Crime de Fiction : 34 jours de prison.

Prison de Femme

BiBi se souvient avoir lu dans Libération, un certain 2 février 2002, un fait divers qui avait agité le Canada. Un adolescent de 16 ans avait été victime de brimades et d’agression dans son école. Il avait alors décidé d’écrire un texte de fiction dans lequel un garçon, harcelé de toutes parts, faisait sauter son école. Toute la bonne Société (rumeurs grossissantes, démesure des craintes parentales, gros yeux de la Police allant jusqu’à des perquisitions) avait poussé à une arrestation du jeune garçon qui avait ainsi passé 34 jours en prison. Des écrivains, des associations s’étaient mobilisés pour le sortir heureusement de là.
Lorsque des Sociétés entretiennent confusément les registres de réalité et de fiction, lorsqu’elles vont jusqu’à vouloir supprimer ou nier la dimension de fiction, il y a lieu de s’inquiéter. L’équation «histoire de meurtre = meurtre» devient intolérable.
«La fiction, écrit Leslie Kaplan, n’est pas seulement un droit – le droit de penser – (c’est-à-dire que toutes les pensées sont possibles, rien n’est interdit à la pensée), c’est aussi un moyen de penser». Dans un entretien datant de 2004, Abbas Kiarostami le cinéaste iranien déclare concevoir et créer ses œuvres «dans l’espoir de matérialiser une pensée, un concept ou une émotion à travers un médium».

* _Travail à faire_
A. Recopiez l'extrait sur le crime de fiction en commençant par « Crime de Fiction » et en allant jusqu'à « heureusement de là. ».
B. Poursuivez l'extrait sur le crime de fiction à partir du point où il s'arrête.
Les items proviennent d'une autre source que l'extrait sur le crime de fiction.

* _Données fournies_
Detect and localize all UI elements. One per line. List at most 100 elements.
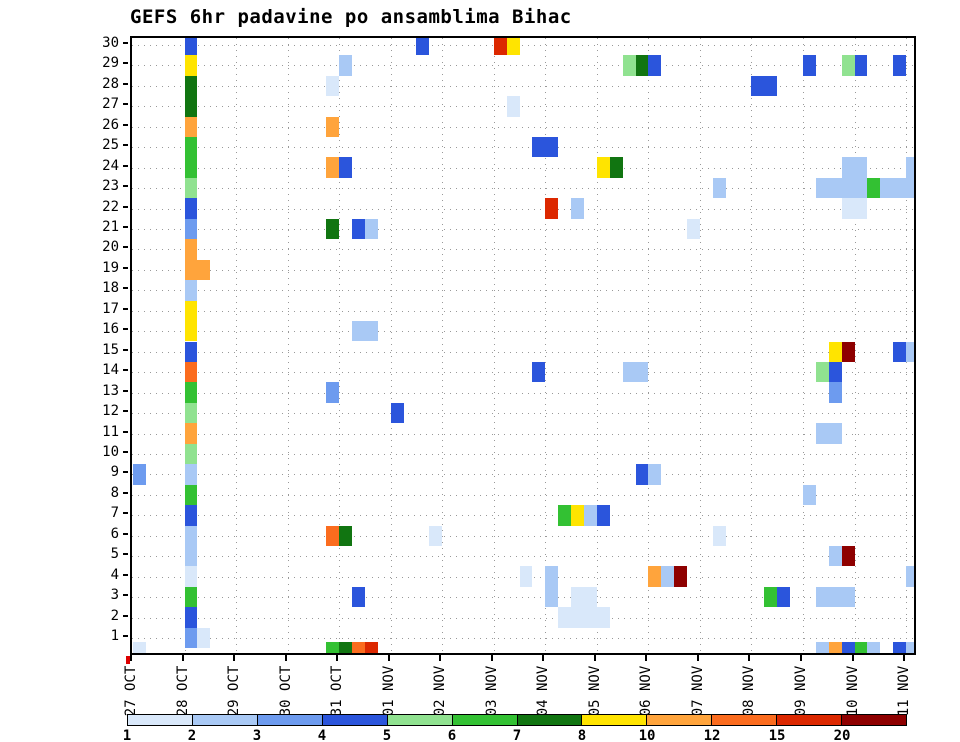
precip-cell (880, 177, 914, 199)
precip-cell (815, 423, 842, 444)
y-tick-label: 3 (110, 587, 119, 604)
colorbar (127, 714, 908, 726)
x-tick-mark (336, 655, 339, 661)
precip-cell (815, 361, 829, 383)
x-tick-label: 09 NOV (793, 665, 810, 717)
horizontal-gridline (132, 208, 914, 210)
y-tick-label: 1 (110, 628, 119, 644)
precip-cell (184, 75, 198, 97)
precip-cell (545, 586, 559, 608)
y-tick-label: 22 (102, 198, 119, 215)
x-tick-mark (387, 655, 390, 661)
horizontal-gridline (132, 331, 914, 333)
precip-cell (893, 341, 907, 362)
precip-cell (648, 464, 662, 485)
x-tick-label: 27 OCT (123, 665, 139, 717)
x-tick-mark (284, 655, 287, 661)
precip-cell (184, 157, 198, 178)
y-tick-mark (123, 471, 128, 474)
y-tick-mark (123, 205, 128, 208)
precip-cell (184, 239, 198, 260)
precip-cell (197, 627, 211, 649)
vertical-gridline (751, 38, 753, 653)
vertical-gridline (596, 38, 598, 653)
precip-cell (184, 96, 198, 117)
precip-cell (133, 464, 146, 485)
x-tick-label: 02 NOV (432, 665, 449, 717)
precip-cell (906, 642, 914, 653)
y-tick-mark (123, 123, 128, 126)
precip-cell (803, 55, 816, 76)
y-tick-mark (123, 573, 128, 576)
precip-cell (571, 505, 584, 526)
precip-cell (184, 341, 198, 362)
y-tick-mark (123, 328, 128, 331)
y-tick-mark (123, 450, 128, 453)
precip-cell (326, 75, 340, 97)
precip-cell (326, 218, 340, 240)
y-tick-label: 20 (102, 239, 119, 256)
horizontal-gridline (132, 453, 914, 455)
precip-cell (712, 177, 726, 199)
colorbar-label: 6 (447, 728, 457, 742)
precip-cell (571, 586, 597, 608)
vertical-gridline (803, 38, 805, 653)
y-tick-label: 6 (110, 525, 119, 542)
horizontal-gridline (132, 85, 914, 87)
precip-cell (184, 218, 198, 240)
colorbar-label: 5 (382, 728, 392, 742)
y-tick-label: 24 (102, 157, 119, 174)
precip-cell (352, 586, 365, 608)
precip-cell (751, 75, 778, 97)
x-tick-mark (542, 655, 545, 661)
precip-cell (545, 198, 559, 219)
precip-cell (867, 642, 881, 653)
precip-cell (184, 586, 198, 608)
y-tick-label: 28 (102, 75, 119, 92)
precip-cell (184, 280, 198, 301)
x-tick-mark (593, 655, 596, 661)
colorbar-label: 8 (577, 728, 587, 742)
x-tick-label: 31 OCT (329, 665, 346, 717)
precip-cell (609, 157, 623, 178)
precip-cell (841, 341, 855, 362)
precip-cell (390, 402, 404, 424)
precip-cell (828, 382, 842, 403)
colorbar-label: 3 (252, 728, 262, 742)
precip-cell (854, 642, 868, 653)
colorbar-segment (776, 714, 843, 726)
x-tick-label: 29 OCT (226, 665, 243, 717)
y-tick-label: 27 (102, 96, 119, 113)
horizontal-gridline (132, 494, 914, 496)
y-tick-mark (123, 287, 128, 290)
x-tick-mark (233, 655, 236, 661)
precip-cell (906, 566, 914, 587)
precip-cell (184, 55, 198, 76)
y-tick-label: 2 (110, 607, 119, 624)
y-tick-label: 10 (102, 443, 119, 460)
precip-cell (416, 38, 430, 56)
precip-cell (326, 157, 340, 178)
vertical-gridline (442, 38, 444, 653)
vertical-gridline (545, 38, 547, 653)
precip-cell (184, 443, 198, 465)
precip-cell (777, 586, 791, 608)
colorbar-segment (321, 714, 388, 726)
colorbar-segment (451, 714, 518, 726)
y-tick-label: 13 (102, 382, 119, 399)
y-tick-label: 14 (102, 362, 119, 379)
precip-cell (184, 545, 198, 567)
y-tick-mark (123, 614, 128, 617)
precip-cell (133, 642, 146, 653)
precip-cell (184, 38, 198, 56)
y-tick-mark (123, 594, 128, 597)
horizontal-gridline (132, 535, 914, 537)
colorbar-segment (127, 714, 193, 726)
x-tick-label: 05 NOV (586, 665, 603, 717)
precip-cell (184, 484, 198, 506)
precip-cell (184, 607, 198, 628)
colorbar-label: 2 (187, 728, 197, 742)
y-tick-mark (123, 164, 128, 167)
precip-cell (184, 382, 198, 403)
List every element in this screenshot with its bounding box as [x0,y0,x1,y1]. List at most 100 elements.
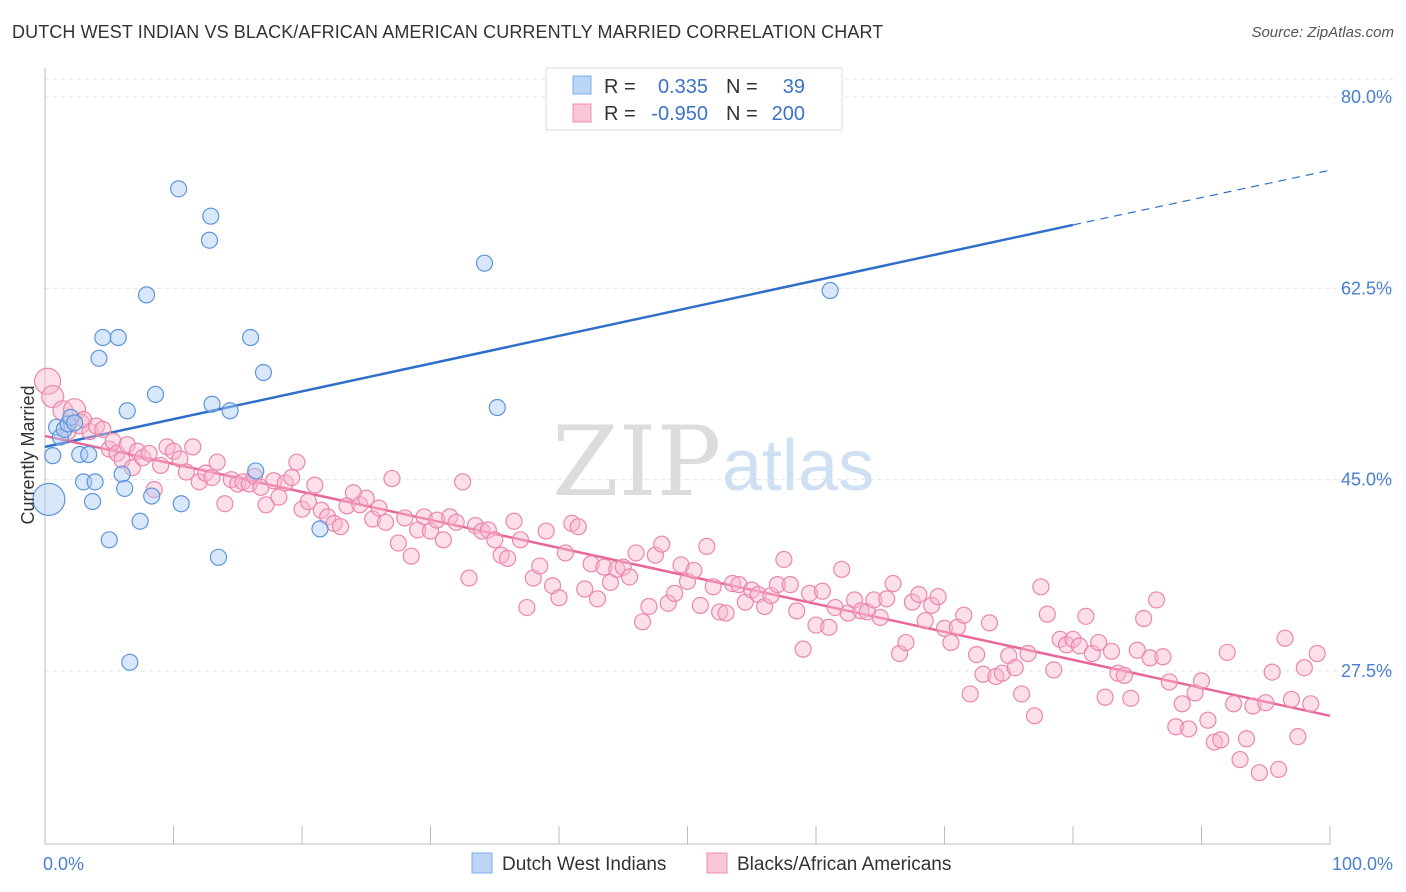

* _Résultats obtenus_
A.
Crime de Fiction : 34 jours de prison.

Prison de Femme

BiBi se souvient avoir lu dans Libération, un certain 2 février 2002, un fait divers qui avait agité le Canada. Un adolescent de 16 ans avait été victime de brimades et d’agression dans son école. Il avait alors décidé d’écrire un texte de fiction dans lequel un garçon, harcelé de toutes parts, faisait sauter son école. Toute la bonne Société (rumeurs grossissantes, démesure des craintes parentales, gros yeux de la Police allant jusqu’à des perquisitions) avait poussé à une arrestation du jeune garçon qui avait ainsi passé 34 jours en prison. Des écrivains, des associations s’étaient mobilisés pour le sortir heureusement de là.

B.
Aussi devant une œuvre, un film (ceux d’Abbas Kiarostami, le cinéaste iranien), devant un objet, un tableau, un livre, on ne devrait pas privilégier les explications psy, sociologiques, biographiques; on devrait être prudent lorsqu’on veut ramener l’Inconnu à du Connu. Il serait préférable de considérer cet Inconnu dans sa nouveauté, dans sa rupture avec les codes visuels, auditifs, picturaux habituels. On devrait laisser se déployer cet Inconnu, cette Etrangeté familière, les laisser retentir en nous.

Longtemps après, on pourra s’entendre dire aux autres : «Vous savez, les films d’Abbas Kiarostami, les livres de Franz Kafka, les chansons de Léonard Cohen ont changé ma vie et je ne sais pas vraiment pourquoi».

Aussi, ne transigeons pas là-dessus : les Droits de la Fiction sont imprescriptibles.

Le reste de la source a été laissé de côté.